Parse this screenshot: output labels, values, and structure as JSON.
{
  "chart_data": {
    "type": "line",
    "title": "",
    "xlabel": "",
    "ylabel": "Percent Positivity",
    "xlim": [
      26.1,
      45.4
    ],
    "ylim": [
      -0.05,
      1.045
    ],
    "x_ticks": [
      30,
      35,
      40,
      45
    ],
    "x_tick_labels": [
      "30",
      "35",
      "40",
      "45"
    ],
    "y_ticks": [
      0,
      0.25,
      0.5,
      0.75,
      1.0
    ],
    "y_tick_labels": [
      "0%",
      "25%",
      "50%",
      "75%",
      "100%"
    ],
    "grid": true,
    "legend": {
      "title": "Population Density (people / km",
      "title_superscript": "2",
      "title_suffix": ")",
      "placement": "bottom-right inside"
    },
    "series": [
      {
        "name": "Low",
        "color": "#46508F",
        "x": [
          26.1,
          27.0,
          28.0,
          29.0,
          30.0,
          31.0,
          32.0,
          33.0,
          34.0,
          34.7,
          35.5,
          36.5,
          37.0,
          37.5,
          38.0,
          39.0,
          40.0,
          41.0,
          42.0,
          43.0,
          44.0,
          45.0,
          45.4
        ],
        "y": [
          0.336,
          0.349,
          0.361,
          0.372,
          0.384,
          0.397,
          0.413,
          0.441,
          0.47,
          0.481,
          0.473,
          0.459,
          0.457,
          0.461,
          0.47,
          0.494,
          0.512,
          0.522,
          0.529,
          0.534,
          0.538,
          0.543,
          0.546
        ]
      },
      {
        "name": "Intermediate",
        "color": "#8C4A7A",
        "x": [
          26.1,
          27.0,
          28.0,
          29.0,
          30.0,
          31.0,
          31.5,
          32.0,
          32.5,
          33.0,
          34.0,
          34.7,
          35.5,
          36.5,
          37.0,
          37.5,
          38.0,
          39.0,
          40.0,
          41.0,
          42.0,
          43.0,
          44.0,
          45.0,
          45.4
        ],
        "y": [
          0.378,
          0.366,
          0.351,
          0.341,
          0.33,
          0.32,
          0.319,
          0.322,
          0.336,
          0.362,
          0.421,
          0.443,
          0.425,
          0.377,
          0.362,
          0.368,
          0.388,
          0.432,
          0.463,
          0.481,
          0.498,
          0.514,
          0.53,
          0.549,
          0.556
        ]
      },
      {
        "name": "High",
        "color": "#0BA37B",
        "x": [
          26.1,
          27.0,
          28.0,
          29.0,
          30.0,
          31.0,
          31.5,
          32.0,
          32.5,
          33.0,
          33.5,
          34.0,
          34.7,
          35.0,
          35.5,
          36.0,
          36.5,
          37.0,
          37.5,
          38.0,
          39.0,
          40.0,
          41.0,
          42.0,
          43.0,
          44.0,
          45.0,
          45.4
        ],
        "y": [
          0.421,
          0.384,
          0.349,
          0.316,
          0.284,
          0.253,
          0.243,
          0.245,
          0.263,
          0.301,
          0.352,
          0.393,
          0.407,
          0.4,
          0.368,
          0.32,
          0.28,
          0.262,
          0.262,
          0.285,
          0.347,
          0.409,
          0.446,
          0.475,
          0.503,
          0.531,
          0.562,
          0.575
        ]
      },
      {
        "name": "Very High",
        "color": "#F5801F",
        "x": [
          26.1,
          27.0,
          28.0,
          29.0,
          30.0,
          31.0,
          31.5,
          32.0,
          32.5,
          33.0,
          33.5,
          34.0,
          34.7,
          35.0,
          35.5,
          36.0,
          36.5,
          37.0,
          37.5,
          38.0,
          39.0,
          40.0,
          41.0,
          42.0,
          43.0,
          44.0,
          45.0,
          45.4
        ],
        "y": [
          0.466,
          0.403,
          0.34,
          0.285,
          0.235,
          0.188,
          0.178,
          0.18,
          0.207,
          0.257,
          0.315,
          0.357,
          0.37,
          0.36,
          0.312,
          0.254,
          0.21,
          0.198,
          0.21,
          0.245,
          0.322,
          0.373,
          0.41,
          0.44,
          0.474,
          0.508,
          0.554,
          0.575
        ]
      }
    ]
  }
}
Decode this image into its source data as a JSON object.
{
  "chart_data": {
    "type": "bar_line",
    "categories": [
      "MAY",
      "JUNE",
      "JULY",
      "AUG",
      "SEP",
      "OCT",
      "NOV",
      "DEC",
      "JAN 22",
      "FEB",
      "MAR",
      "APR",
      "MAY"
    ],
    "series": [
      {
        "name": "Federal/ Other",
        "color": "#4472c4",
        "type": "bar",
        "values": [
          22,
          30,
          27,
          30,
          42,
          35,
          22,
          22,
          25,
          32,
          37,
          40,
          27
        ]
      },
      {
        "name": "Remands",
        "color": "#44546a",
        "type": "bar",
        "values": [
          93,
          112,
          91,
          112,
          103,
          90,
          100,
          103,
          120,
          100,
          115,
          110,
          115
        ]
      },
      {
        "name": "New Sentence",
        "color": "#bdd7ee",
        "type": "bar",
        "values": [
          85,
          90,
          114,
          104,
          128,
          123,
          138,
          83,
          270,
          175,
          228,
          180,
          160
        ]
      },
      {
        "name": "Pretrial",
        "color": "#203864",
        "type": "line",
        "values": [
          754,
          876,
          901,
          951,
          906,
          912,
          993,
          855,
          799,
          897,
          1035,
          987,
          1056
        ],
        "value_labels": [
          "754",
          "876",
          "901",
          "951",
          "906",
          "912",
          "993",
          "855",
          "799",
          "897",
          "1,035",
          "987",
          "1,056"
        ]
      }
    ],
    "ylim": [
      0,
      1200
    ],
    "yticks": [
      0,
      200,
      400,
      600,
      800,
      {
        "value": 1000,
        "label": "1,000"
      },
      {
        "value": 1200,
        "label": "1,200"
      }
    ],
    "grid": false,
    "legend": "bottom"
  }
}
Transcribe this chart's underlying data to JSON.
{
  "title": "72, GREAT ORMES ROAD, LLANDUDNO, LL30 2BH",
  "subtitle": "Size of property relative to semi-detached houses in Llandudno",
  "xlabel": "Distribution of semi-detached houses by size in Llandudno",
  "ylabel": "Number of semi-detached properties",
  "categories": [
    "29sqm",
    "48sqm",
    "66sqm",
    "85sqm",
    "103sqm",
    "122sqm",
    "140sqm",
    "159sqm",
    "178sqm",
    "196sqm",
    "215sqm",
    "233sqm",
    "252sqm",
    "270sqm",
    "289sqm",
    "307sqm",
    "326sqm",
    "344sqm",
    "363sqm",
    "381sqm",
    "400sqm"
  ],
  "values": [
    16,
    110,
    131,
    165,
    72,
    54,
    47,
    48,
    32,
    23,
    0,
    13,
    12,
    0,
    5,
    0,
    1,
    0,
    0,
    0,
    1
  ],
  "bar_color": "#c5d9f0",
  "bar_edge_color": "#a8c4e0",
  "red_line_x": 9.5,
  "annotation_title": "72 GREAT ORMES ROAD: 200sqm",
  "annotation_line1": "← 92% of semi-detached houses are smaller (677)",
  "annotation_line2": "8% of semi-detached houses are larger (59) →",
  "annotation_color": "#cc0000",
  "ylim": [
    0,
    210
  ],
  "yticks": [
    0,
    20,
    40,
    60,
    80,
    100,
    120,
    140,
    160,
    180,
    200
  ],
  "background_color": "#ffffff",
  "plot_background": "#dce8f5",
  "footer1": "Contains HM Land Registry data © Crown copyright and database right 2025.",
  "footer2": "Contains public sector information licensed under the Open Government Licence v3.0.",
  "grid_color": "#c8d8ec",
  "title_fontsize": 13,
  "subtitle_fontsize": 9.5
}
···
Return each full line of the entries that contains the word "this".

== Task answer ==
Parse this screenshot: output labels, values, and structure as JSON.
Decode this image into its source data as a JSON object.
Transcribe this chart's underlying data to JSON.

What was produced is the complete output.